What is needed
Can you transcribe every line exactly and leave the pictures behind?

■ ■ ■ ■

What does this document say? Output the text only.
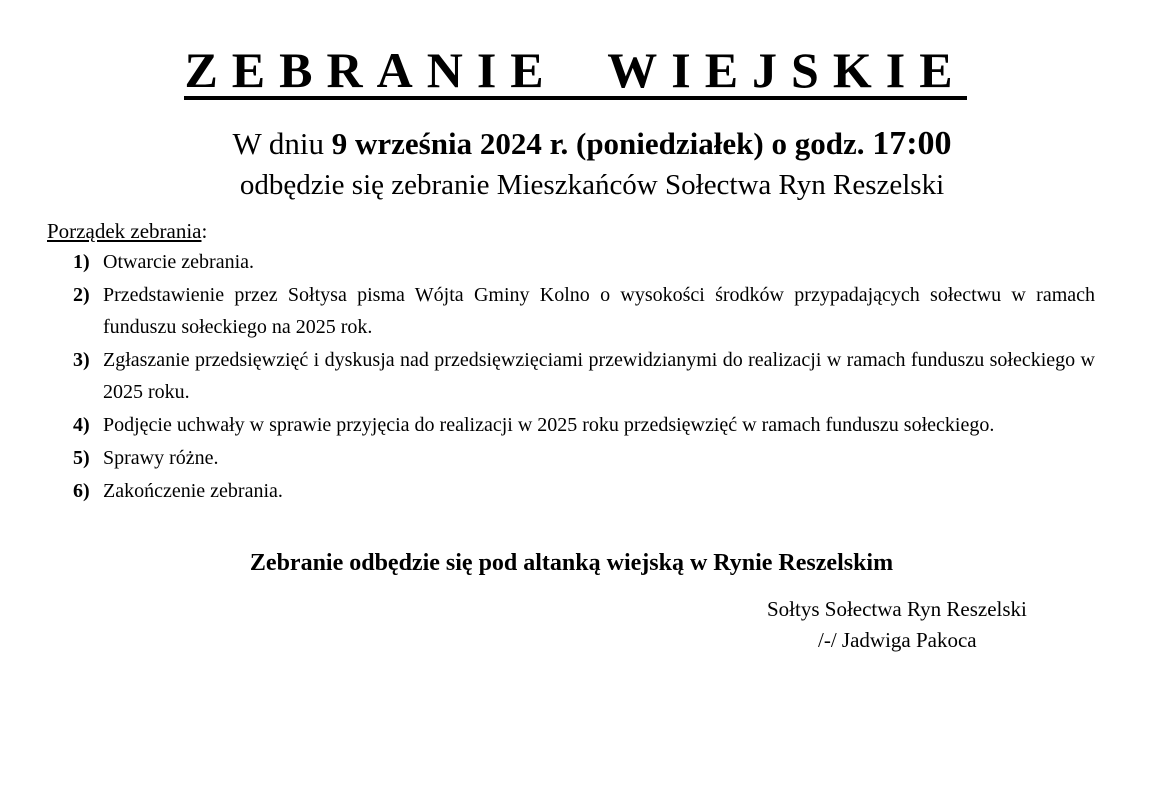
ZEBRANIE WIEJSKIE
W dniu 9 września 2024 r. (poniedziałek) o godz. 17:00
odbędzie się zebranie Mieszkańców Sołectwa Ryn Reszelski
Porządek zebrania:
1) Otwarcie zebrania.
2) Przedstawienie przez Sołtysa pisma Wójta Gminy Kolno o wysokości środków przypadających sołectwu w ramach funduszu sołeckiego na 2025 rok.
3) Zgłaszanie przedsięwzięć i dyskusja nad przedsięwzięciami przewidzianymi do realizacji w ramach funduszu sołeckiego w 2025 roku.
4) Podjęcie uchwały w sprawie przyjęcia do realizacji w 2025 roku przedsięwzięć w ramach funduszu sołeckiego.
5) Sprawy różne.
6) Zakończenie zebrania.
Zebranie odbędzie się pod altanką wiejską w Rynie Reszelskim
Sołtys Sołectwa Ryn Reszelski
/-/ Jadwiga Pakoca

■ ■ ■ ■

Expected output
What does this document say? Output the text only.
ZEBRANIE WIEJSKIE
W dniu 9 września 2024 r. (poniedziałek) o godz. 17:00
odbędzie się zebranie Mieszkańców Sołectwa Ryn Reszelski
Porządek zebrania:
1) Otwarcie zebrania.
2) Przedstawienie przez Sołtysa pisma Wójta Gminy Kolno o wysokości środków przypadających sołectwu w ramach funduszu sołeckiego na 2025 rok.
3) Zgłaszanie przedsięwzięć i dyskusja nad przedsięwzięciami przewidzianymi do realizacji w ramach funduszu sołeckiego w 2025 roku.
4) Podjęcie uchwały w sprawie przyjęcia do realizacji w 2025 roku przedsięwzięć w ramach funduszu sołeckiego.
5) Sprawy różne.
6) Zakończenie zebrania.
Zebranie odbędzie się pod altanką wiejską w Rynie Reszelskim
Sołtys Sołectwa Ryn Reszelski
/-/ Jadwiga Pakoca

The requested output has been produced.